(Entries from a dataset)
---------------
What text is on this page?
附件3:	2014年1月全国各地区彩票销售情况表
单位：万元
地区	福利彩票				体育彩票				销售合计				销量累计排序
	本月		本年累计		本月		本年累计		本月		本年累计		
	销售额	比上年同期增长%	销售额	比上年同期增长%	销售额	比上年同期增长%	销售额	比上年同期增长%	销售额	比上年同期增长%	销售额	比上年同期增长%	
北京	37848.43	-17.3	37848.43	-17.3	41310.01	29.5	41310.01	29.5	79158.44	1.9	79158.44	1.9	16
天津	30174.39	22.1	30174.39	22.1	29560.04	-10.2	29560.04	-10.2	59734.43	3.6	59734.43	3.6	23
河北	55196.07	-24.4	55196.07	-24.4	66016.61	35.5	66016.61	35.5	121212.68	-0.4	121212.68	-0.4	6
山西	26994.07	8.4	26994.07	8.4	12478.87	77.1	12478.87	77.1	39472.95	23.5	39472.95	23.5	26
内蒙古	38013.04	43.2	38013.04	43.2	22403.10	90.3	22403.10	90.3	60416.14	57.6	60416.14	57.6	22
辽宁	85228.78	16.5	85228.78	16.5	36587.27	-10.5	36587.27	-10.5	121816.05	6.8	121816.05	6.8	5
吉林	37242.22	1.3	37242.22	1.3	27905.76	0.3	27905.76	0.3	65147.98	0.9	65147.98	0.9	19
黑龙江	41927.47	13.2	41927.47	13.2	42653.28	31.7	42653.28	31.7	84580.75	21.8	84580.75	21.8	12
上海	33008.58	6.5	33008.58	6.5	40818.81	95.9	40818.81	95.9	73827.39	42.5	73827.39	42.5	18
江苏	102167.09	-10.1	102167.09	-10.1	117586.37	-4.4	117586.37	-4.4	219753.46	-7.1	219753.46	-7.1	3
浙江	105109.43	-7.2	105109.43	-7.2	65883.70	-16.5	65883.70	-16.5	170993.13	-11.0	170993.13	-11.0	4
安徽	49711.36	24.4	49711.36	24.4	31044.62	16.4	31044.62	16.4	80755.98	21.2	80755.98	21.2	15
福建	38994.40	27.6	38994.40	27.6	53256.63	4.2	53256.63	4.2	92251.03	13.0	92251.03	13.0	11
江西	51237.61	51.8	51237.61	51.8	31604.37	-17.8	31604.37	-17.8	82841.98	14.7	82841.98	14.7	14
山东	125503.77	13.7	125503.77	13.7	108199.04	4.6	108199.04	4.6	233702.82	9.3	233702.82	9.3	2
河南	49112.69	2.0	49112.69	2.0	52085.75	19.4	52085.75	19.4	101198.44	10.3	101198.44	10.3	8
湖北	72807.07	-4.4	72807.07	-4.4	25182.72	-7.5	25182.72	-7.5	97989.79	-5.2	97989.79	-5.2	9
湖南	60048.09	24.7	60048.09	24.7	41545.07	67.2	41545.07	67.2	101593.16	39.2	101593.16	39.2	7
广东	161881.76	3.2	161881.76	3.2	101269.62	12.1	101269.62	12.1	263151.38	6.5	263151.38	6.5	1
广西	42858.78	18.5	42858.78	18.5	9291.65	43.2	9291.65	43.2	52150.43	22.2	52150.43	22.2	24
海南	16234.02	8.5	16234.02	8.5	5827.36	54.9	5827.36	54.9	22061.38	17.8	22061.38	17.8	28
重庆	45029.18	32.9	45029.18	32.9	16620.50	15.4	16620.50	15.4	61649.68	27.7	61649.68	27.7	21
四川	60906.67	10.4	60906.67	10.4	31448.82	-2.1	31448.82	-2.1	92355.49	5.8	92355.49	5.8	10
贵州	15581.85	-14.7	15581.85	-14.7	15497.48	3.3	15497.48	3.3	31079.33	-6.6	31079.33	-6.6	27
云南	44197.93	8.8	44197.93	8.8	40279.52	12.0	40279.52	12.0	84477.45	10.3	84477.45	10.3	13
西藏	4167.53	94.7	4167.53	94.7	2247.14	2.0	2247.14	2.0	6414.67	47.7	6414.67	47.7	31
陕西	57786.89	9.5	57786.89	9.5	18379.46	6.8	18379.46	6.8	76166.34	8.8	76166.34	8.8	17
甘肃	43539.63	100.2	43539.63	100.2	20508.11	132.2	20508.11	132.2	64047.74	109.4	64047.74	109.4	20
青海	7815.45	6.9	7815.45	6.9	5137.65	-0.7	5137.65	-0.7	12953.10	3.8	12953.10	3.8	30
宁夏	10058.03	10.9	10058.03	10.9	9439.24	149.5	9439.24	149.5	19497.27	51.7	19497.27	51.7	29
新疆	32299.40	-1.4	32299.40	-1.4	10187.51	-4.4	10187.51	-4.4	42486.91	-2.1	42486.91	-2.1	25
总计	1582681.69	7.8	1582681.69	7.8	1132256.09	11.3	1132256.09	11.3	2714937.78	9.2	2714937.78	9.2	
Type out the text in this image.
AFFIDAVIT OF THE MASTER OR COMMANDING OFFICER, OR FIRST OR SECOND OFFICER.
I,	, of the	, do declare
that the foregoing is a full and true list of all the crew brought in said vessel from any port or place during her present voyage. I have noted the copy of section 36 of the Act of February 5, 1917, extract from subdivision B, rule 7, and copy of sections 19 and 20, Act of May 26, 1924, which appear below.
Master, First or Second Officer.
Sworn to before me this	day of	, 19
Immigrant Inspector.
---------------
Your instructions → Repeat the material in full, exactly as it stands.

Answer to the exercise →
What text is on this page?
附件3:	2014年1月全国各地区彩票销售情况表
单位：万元
地区	福利彩票				体育彩票				销售合计				销量累计排序
	本月		本年累计		本月		本年累计		本月		本年累计		
	销售额	比上年同期增长%	销售额	比上年同期增长%	销售额	比上年同期增长%	销售额	比上年同期增长%	销售额	比上年同期增长%	销售额	比上年同期增长%	
北京	37848.43	-17.3	37848.43	-17.3	41310.01	29.5	41310.01	29.5	79158.44	1.9	79158.44	1.9	16
天津	30174.39	22.1	30174.39	22.1	29560.04	-10.2	29560.04	-10.2	59734.43	3.6	59734.43	3.6	23
河北	55196.07	-24.4	55196.07	-24.4	66016.61	35.5	66016.61	35.5	121212.68	-0.4	121212.68	-0.4	6
山西	26994.07	8.4	26994.07	8.4	12478.87	77.1	12478.87	77.1	39472.95	23.5	39472.95	23.5	26
内蒙古	38013.04	43.2	38013.04	43.2	22403.10	90.3	22403.10	90.3	60416.14	57.6	60416.14	57.6	22
辽宁	85228.78	16.5	85228.78	16.5	36587.27	-10.5	36587.27	-10.5	121816.05	6.8	121816.05	6.8	5
吉林	37242.22	1.3	37242.22	1.3	27905.76	0.3	27905.76	0.3	65147.98	0.9	65147.98	0.9	19
黑龙江	41927.47	13.2	41927.47	13.2	42653.28	31.7	42653.28	31.7	84580.75	21.8	84580.75	21.8	12
上海	33008.58	6.5	33008.58	6.5	40818.81	95.9	40818.81	95.9	73827.39	42.5	73827.39	42.5	18
江苏	102167.09	-10.1	102167.09	-10.1	117586.37	-4.4	117586.37	-4.4	219753.46	-7.1	219753.46	-7.1	3
浙江	105109.43	-7.2	105109.43	-7.2	65883.70	-16.5	65883.70	-16.5	170993.13	-11.0	170993.13	-11.0	4
安徽	49711.36	24.4	49711.36	24.4	31044.62	16.4	31044.62	16.4	80755.98	21.2	80755.98	21.2	15
福建	38994.40	27.6	38994.40	27.6	53256.63	4.2	53256.63	4.2	92251.03	13.0	92251.03	13.0	11
江西	51237.61	51.8	51237.61	51.8	31604.37	-17.8	31604.37	-17.8	82841.98	14.7	82841.98	14.7	14
山东	125503.77	13.7	125503.77	13.7	108199.04	4.6	108199.04	4.6	233702.82	9.3	233702.82	9.3	2
河南	49112.69	2.0	49112.69	2.0	52085.75	19.4	52085.75	19.4	101198.44	10.3	101198.44	10.3	8
湖北	72807.07	-4.4	72807.07	-4.4	25182.72	-7.5	25182.72	-7.5	97989.79	-5.2	97989.79	-5.2	9
湖南	60048.09	24.7	60048.09	24.7	41545.07	67.2	41545.07	67.2	101593.16	39.2	101593.16	39.2	7
广东	161881.76	3.2	161881.76	3.2	101269.62	12.1	101269.62	12.1	263151.38	6.5	263151.38	6.5	1
广西	42858.78	18.5	42858.78	18.5	9291.65	43.2	9291.65	43.2	52150.43	22.2	52150.43	22.2	24
海南	16234.02	8.5	16234.02	8.5	5827.36	54.9	5827.36	54.9	22061.38	17.8	22061.38	17.8	28
重庆	45029.18	32.9	45029.18	32.9	16620.50	15.4	16620.50	15.4	61649.68	27.7	61649.68	27.7	21
四川	60906.67	10.4	60906.67	10.4	31448.82	-2.1	31448.82	-2.1	92355.49	5.8	92355.49	5.8	10
贵州	15581.85	-14.7	15581.85	-14.7	15497.48	3.3	15497.48	3.3	31079.33	-6.6	31079.33	-6.6	27
云南	44197.93	8.8	44197.93	8.8	40279.52	12.0	40279.52	12.0	84477.45	10.3	84477.45	10.3	13
西藏	4167.53	94.7	4167.53	94.7	2247.14	2.0	2247.14	2.0	6414.67	47.7	6414.67	47.7	31
陕西	57786.89	9.5	57786.89	9.5	18379.46	6.8	18379.46	6.8	76166.34	8.8	76166.34	8.8	17
甘肃	43539.63	100.2	43539.63	100.2	20508.11	132.2	20508.11	132.2	64047.74	109.4	64047.74	109.4	20
青海	7815.45	6.9	7815.45	6.9	5137.65	-0.7	5137.65	-0.7	12953.10	3.8	12953.10	3.8	30
宁夏	10058.03	10.9	10058.03	10.9	9439.24	149.5	9439.24	149.5	19497.27	51.7	19497.27	51.7	29
新疆	32299.40	-1.4	32299.40	-1.4	10187.51	-4.4	10187.51	-4.4	42486.91	-2.1	42486.91	-2.1	25
总计	1582681.69	7.8	1582681.69	7.8	1132256.09	11.3	1132256.09	11.3	2714937.78	9.2	2714937.78	9.2	
Type out the text in this image.
AFFIDAVIT OF THE MASTER OR COMMANDING OFFICER, OR FIRST OR SECOND OFFICER.
I,	, of the	, do declare
that the foregoing is a full and true list of all the crew brought in said vessel from any port or place during her present voyage. I have noted the copy of section 36 of the Act of February 5, 1917, extract from subdivision B, rule 7, and copy of sections 19 and 20, Act of May 26, 1924, which appear below.
Master, First or Second Officer.
Sworn to before me this	day of	, 19
Immigrant Inspector.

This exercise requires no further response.